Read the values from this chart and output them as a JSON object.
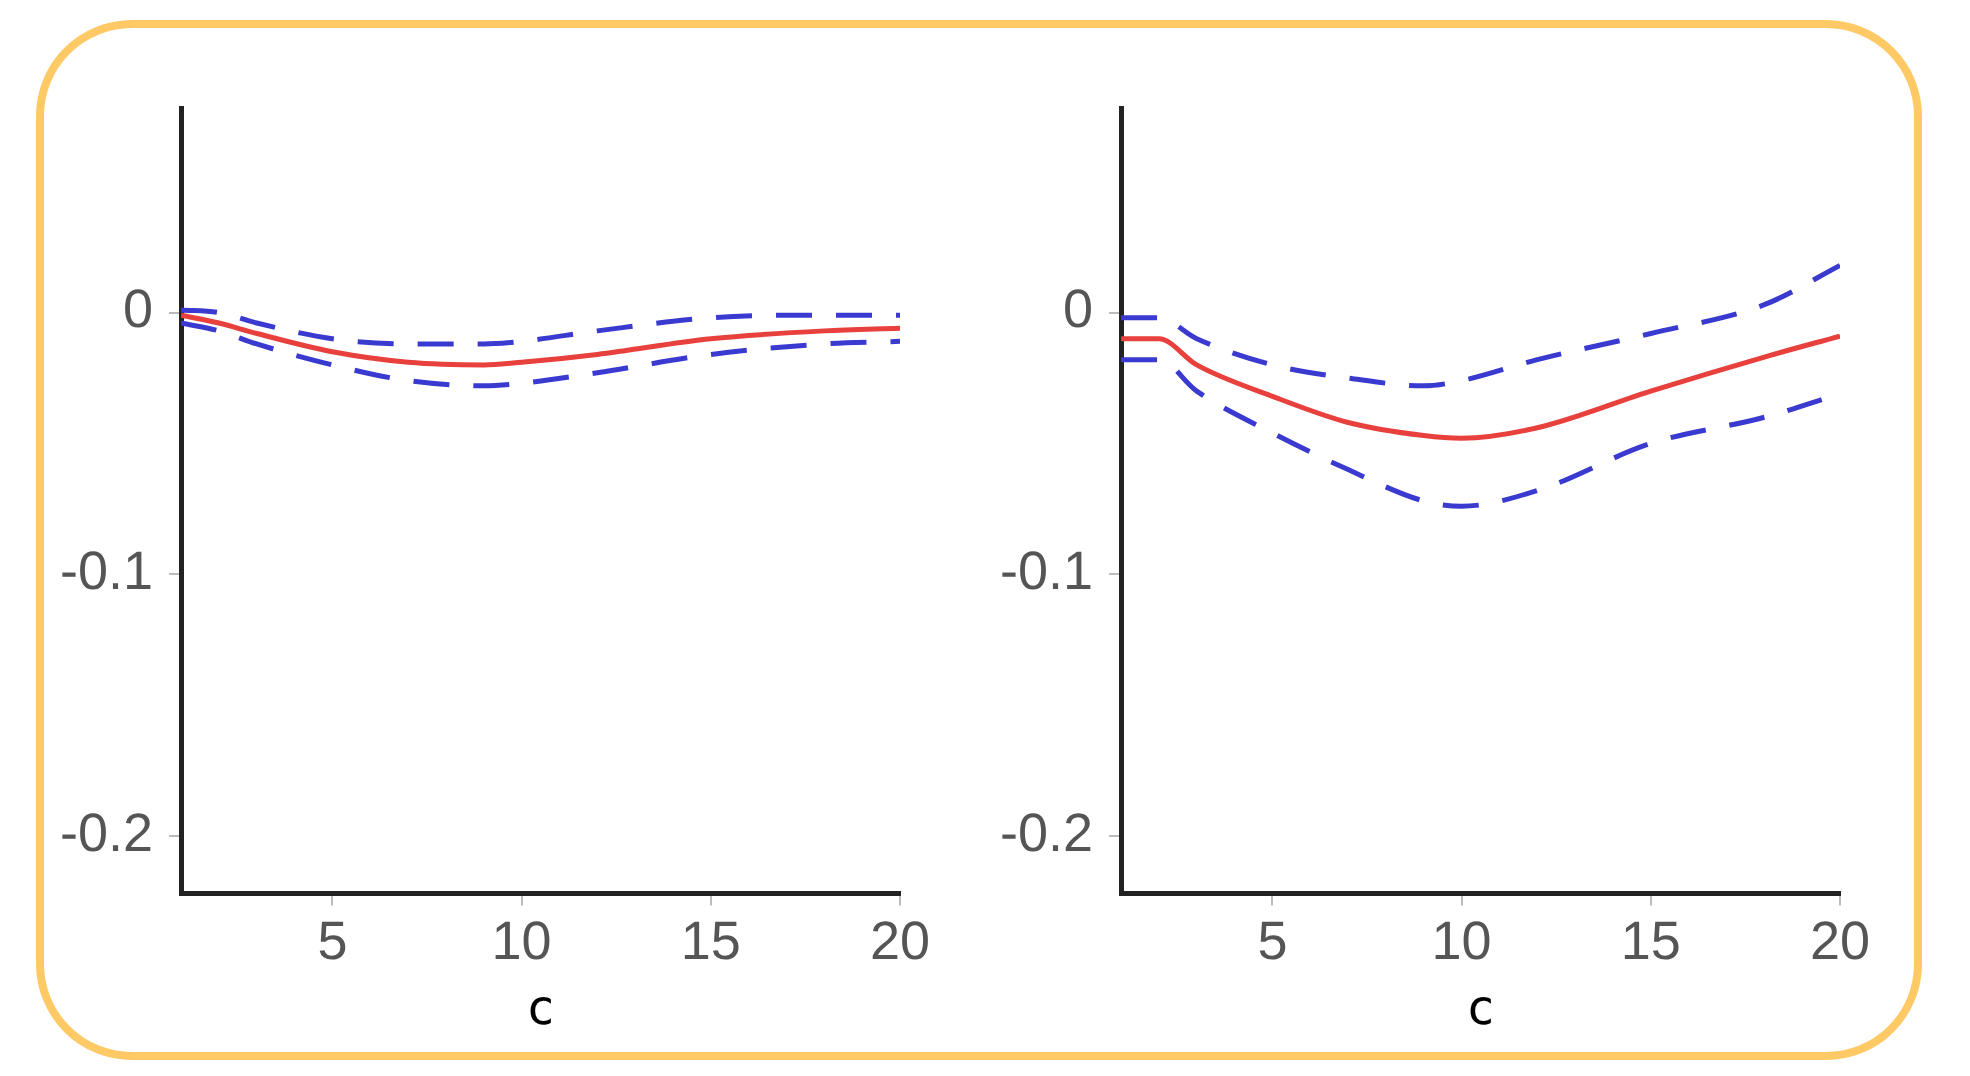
{
  "chart_data": [
    {
      "type": "line",
      "xlabel": "c",
      "xlim": [
        1,
        20
      ],
      "xticks": [
        5,
        10,
        15,
        20
      ],
      "ylim": [
        -0.222,
        0.078
      ],
      "yticks": [
        0,
        -0.1,
        -0.2
      ],
      "grid": false,
      "legend": false,
      "marker": "none",
      "series": [
        {
          "color": "#3a3ad0",
          "line_style": "dashed",
          "x": [
            1,
            2,
            3,
            5,
            7,
            9,
            10,
            12,
            15,
            18,
            20
          ],
          "values": [
            0.001,
            0,
            -0.004,
            -0.01,
            -0.012,
            -0.012,
            -0.011,
            -0.007,
            -0.002,
            -0.001,
            -0.001
          ]
        },
        {
          "color": "#3a3ad0",
          "line_style": "dashed",
          "x": [
            1,
            2,
            3,
            5,
            7,
            9,
            10,
            12,
            15,
            18,
            20
          ],
          "values": [
            -0.004,
            -0.007,
            -0.012,
            -0.02,
            -0.026,
            -0.028,
            -0.027,
            -0.023,
            -0.016,
            -0.012,
            -0.011
          ]
        },
        {
          "color": "#e8403c",
          "line_style": "solid",
          "x": [
            1,
            2,
            3,
            5,
            7,
            9,
            10,
            12,
            15,
            18,
            20
          ],
          "values": [
            -0.001,
            -0.004,
            -0.008,
            -0.015,
            -0.019,
            -0.02,
            -0.019,
            -0.016,
            -0.01,
            -0.007,
            -0.006
          ]
        }
      ]
    },
    {
      "type": "line",
      "xlabel": "c",
      "xlim": [
        1,
        20
      ],
      "xticks": [
        5,
        10,
        15,
        20
      ],
      "ylim": [
        -0.222,
        0.078
      ],
      "yticks": [
        0,
        -0.1,
        -0.2
      ],
      "grid": false,
      "legend": false,
      "marker": "none",
      "series": [
        {
          "color": "#3a3ad0",
          "line_style": "dashed",
          "x": [
            1,
            2,
            3,
            5,
            7,
            9,
            10,
            12,
            15,
            18,
            20
          ],
          "values": [
            -0.002,
            -0.002,
            -0.01,
            -0.02,
            -0.025,
            -0.028,
            -0.026,
            -0.018,
            -0.008,
            0.003,
            0.018
          ]
        },
        {
          "color": "#3a3ad0",
          "line_style": "dashed",
          "x": [
            1,
            2,
            3,
            5,
            7,
            9,
            10,
            12,
            15,
            18,
            20
          ],
          "values": [
            -0.018,
            -0.018,
            -0.03,
            -0.046,
            -0.06,
            -0.072,
            -0.074,
            -0.068,
            -0.05,
            -0.04,
            -0.031
          ]
        },
        {
          "color": "#e8403c",
          "line_style": "solid",
          "x": [
            1,
            2,
            3,
            5,
            7,
            9,
            10,
            12,
            15,
            18,
            20
          ],
          "values": [
            -0.01,
            -0.01,
            -0.02,
            -0.032,
            -0.042,
            -0.047,
            -0.048,
            -0.044,
            -0.03,
            -0.017,
            -0.009
          ]
        }
      ]
    }
  ]
}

■ PROBLEM STATEMENT ■
Quote the material exactly. Pictures stay out.

■ FINISHED ANSWER ■
Read the values from this chart and output them as a JSON object.
{
  "chart_data": [
    {
      "type": "line",
      "xlabel": "c",
      "xlim": [
        1,
        20
      ],
      "xticks": [
        5,
        10,
        15,
        20
      ],
      "ylim": [
        -0.222,
        0.078
      ],
      "yticks": [
        0,
        -0.1,
        -0.2
      ],
      "grid": false,
      "legend": false,
      "marker": "none",
      "series": [
        {
          "color": "#3a3ad0",
          "line_style": "dashed",
          "x": [
            1,
            2,
            3,
            5,
            7,
            9,
            10,
            12,
            15,
            18,
            20
          ],
          "values": [
            0.001,
            0,
            -0.004,
            -0.01,
            -0.012,
            -0.012,
            -0.011,
            -0.007,
            -0.002,
            -0.001,
            -0.001
          ]
        },
        {
          "color": "#3a3ad0",
          "line_style": "dashed",
          "x": [
            1,
            2,
            3,
            5,
            7,
            9,
            10,
            12,
            15,
            18,
            20
          ],
          "values": [
            -0.004,
            -0.007,
            -0.012,
            -0.02,
            -0.026,
            -0.028,
            -0.027,
            -0.023,
            -0.016,
            -0.012,
            -0.011
          ]
        },
        {
          "color": "#e8403c",
          "line_style": "solid",
          "x": [
            1,
            2,
            3,
            5,
            7,
            9,
            10,
            12,
            15,
            18,
            20
          ],
          "values": [
            -0.001,
            -0.004,
            -0.008,
            -0.015,
            -0.019,
            -0.02,
            -0.019,
            -0.016,
            -0.01,
            -0.007,
            -0.006
          ]
        }
      ]
    },
    {
      "type": "line",
      "xlabel": "c",
      "xlim": [
        1,
        20
      ],
      "xticks": [
        5,
        10,
        15,
        20
      ],
      "ylim": [
        -0.222,
        0.078
      ],
      "yticks": [
        0,
        -0.1,
        -0.2
      ],
      "grid": false,
      "legend": false,
      "marker": "none",
      "series": [
        {
          "color": "#3a3ad0",
          "line_style": "dashed",
          "x": [
            1,
            2,
            3,
            5,
            7,
            9,
            10,
            12,
            15,
            18,
            20
          ],
          "values": [
            -0.002,
            -0.002,
            -0.01,
            -0.02,
            -0.025,
            -0.028,
            -0.026,
            -0.018,
            -0.008,
            0.003,
            0.018
          ]
        },
        {
          "color": "#3a3ad0",
          "line_style": "dashed",
          "x": [
            1,
            2,
            3,
            5,
            7,
            9,
            10,
            12,
            15,
            18,
            20
          ],
          "values": [
            -0.018,
            -0.018,
            -0.03,
            -0.046,
            -0.06,
            -0.072,
            -0.074,
            -0.068,
            -0.05,
            -0.04,
            -0.031
          ]
        },
        {
          "color": "#e8403c",
          "line_style": "solid",
          "x": [
            1,
            2,
            3,
            5,
            7,
            9,
            10,
            12,
            15,
            18,
            20
          ],
          "values": [
            -0.01,
            -0.01,
            -0.02,
            -0.032,
            -0.042,
            -0.047,
            -0.048,
            -0.044,
            -0.03,
            -0.017,
            -0.009
          ]
        }
      ]
    }
  ]
}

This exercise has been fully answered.